(Records)
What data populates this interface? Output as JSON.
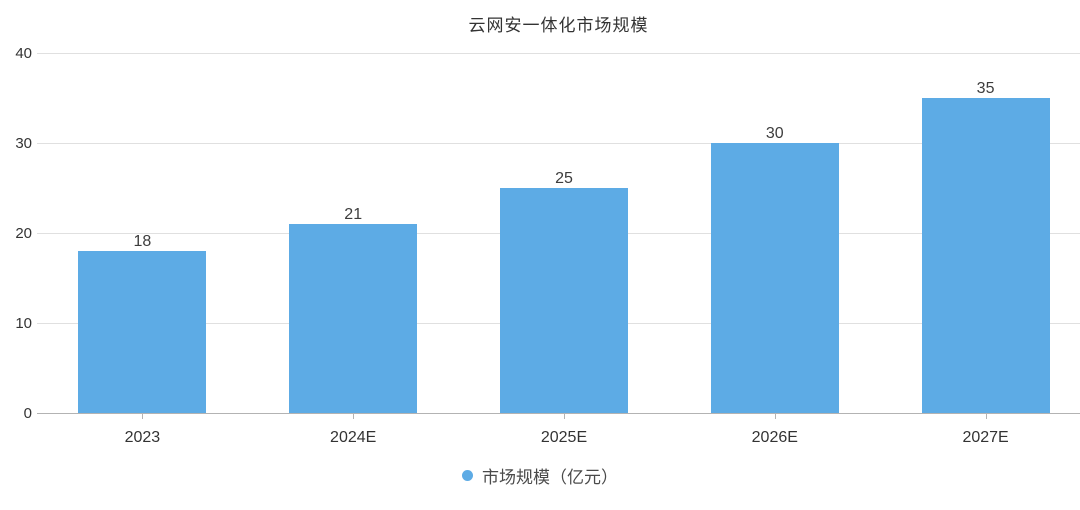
{
  "chart_data": {
    "type": "bar",
    "title": "云网安一体化市场规模",
    "categories": [
      "2023",
      "2024E",
      "2025E",
      "2026E",
      "2027E"
    ],
    "values": [
      18,
      21,
      25,
      30,
      35
    ],
    "series_name": "市场规模（亿元）",
    "xlabel": "",
    "ylabel": "",
    "ylim": [
      0,
      40
    ],
    "yticks": [
      0,
      10,
      20,
      30,
      40
    ],
    "grid": true,
    "legend_position": "bottom",
    "bar_color": "#5dabe5",
    "grid_color": "#e0e0e0",
    "axis_color": "#b3b3b3",
    "text_color": "#333333"
  }
}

WHAT THE EXERCISE ASKS:
Reproduce each entry verbatim, excluding any embedded images.

RESPONSE FOR THIS EXERCISE:
What data populates this interface? Output as JSON.
{
  "chart_data": {
    "type": "bar",
    "title": "云网安一体化市场规模",
    "categories": [
      "2023",
      "2024E",
      "2025E",
      "2026E",
      "2027E"
    ],
    "values": [
      18,
      21,
      25,
      30,
      35
    ],
    "series_name": "市场规模（亿元）",
    "xlabel": "",
    "ylabel": "",
    "ylim": [
      0,
      40
    ],
    "yticks": [
      0,
      10,
      20,
      30,
      40
    ],
    "grid": true,
    "legend_position": "bottom",
    "bar_color": "#5dabe5",
    "grid_color": "#e0e0e0",
    "axis_color": "#b3b3b3",
    "text_color": "#333333"
  }
}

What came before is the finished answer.